» Exercise instructions: Without the pictures, set down the records below word for word.
○ ○ ○ ○ ○
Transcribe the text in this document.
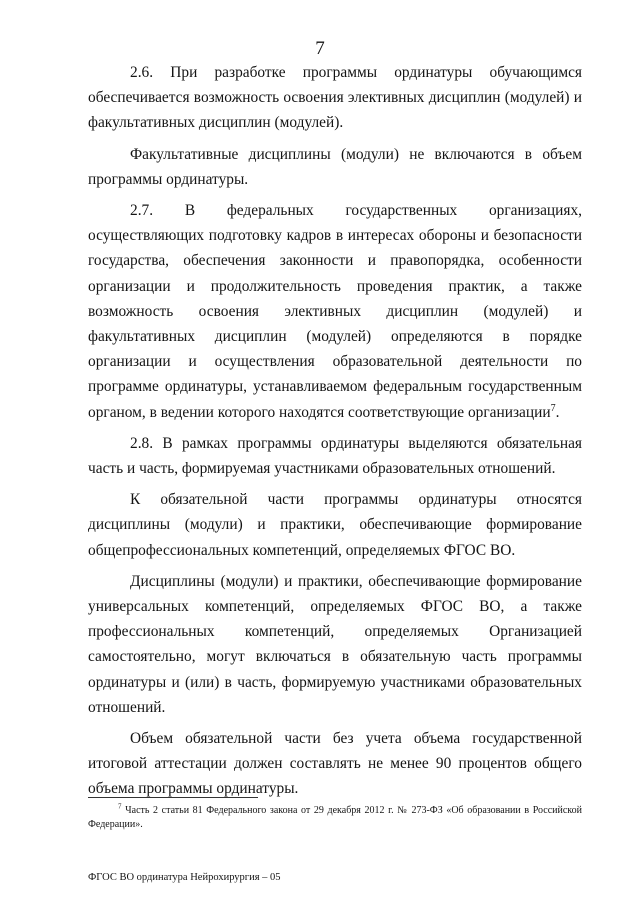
7

2.6. При разработке программы ординатуры обучающимся обеспечивается возможность освоения элективных дисциплин (модулей) и факультативных дисциплин (модулей).

Факультативные дисциплины (модули) не включаются в объем программы ординатуры.

2.7. В федеральных государственных организациях, осуществляющих подготовку кадров в интересах обороны и безопасности государства, обеспечения законности и правопорядка, особенности организации и продолжительность проведения практик, а также возможность освоения элективных дисциплин (модулей) и факультативных дисциплин (модулей) определяются в порядке организации и осуществления образовательной деятельности по программе ординатуры, устанавливаемом федеральным государственным органом, в ведении которого находятся соответствующие организации$^7$.

2.8. В рамках программы ординатуры выделяются обязательная часть и часть, формируемая участниками образовательных отношений.

К обязательной части программы ординатуры относятся дисциплины (модули) и практики, обеспечивающие формирование общепрофессиональных компетенций, определяемых ФГОС ВО.

Дисциплины (модули) и практики, обеспечивающие формирование универсальных компетенций, определяемых ФГОС ВО, а также профессиональных компетенций, определяемых Организацией самостоятельно, могут включаться в обязательную часть программы ординатуры и (или) в часть, формируемую участниками образовательных отношений.

Объем обязательной части без учета объема государственной итоговой аттестации должен составлять не менее 90 процентов общего объема программы ординатуры.

$^7$ Часть 2 статьи 81 Федерального закона от 29 декабря 2012 г. № 273-ФЗ «Об образовании в Российской Федерации».
ФГОС ВО ординатура Нейрохирургия – 05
○ ○ ○ ○ ○
» Answer to this problem:
Transcribe the text in this document.
7

2.6. При разработке программы ординатуры обучающимся обеспечивается возможность освоения элективных дисциплин (модулей) и факультативных дисциплин (модулей).

Факультативные дисциплины (модули) не включаются в объем программы ординатуры.

2.7. В федеральных государственных организациях, осуществляющих подготовку кадров в интересах обороны и безопасности государства, обеспечения законности и правопорядка, особенности организации и продолжительность проведения практик, а также возможность освоения элективных дисциплин (модулей) и факультативных дисциплин (модулей) определяются в порядке организации и осуществления образовательной деятельности по программе ординатуры, устанавливаемом федеральным государственным органом, в ведении которого находятся соответствующие организации$^7$.

2.8. В рамках программы ординатуры выделяются обязательная часть и часть, формируемая участниками образовательных отношений.

К обязательной части программы ординатуры относятся дисциплины (модули) и практики, обеспечивающие формирование общепрофессиональных компетенций, определяемых ФГОС ВО.

Дисциплины (модули) и практики, обеспечивающие формирование универсальных компетенций, определяемых ФГОС ВО, а также профессиональных компетенций, определяемых Организацией самостоятельно, могут включаться в обязательную часть программы ординатуры и (или) в часть, формируемую участниками образовательных отношений.

Объем обязательной части без учета объема государственной итоговой аттестации должен составлять не менее 90 процентов общего объема программы ординатуры.

$^7$ Часть 2 статьи 81 Федерального закона от 29 декабря 2012 г. № 273-ФЗ «Об образовании в Российской Федерации».
ФГОС ВО ординатура Нейрохирургия – 05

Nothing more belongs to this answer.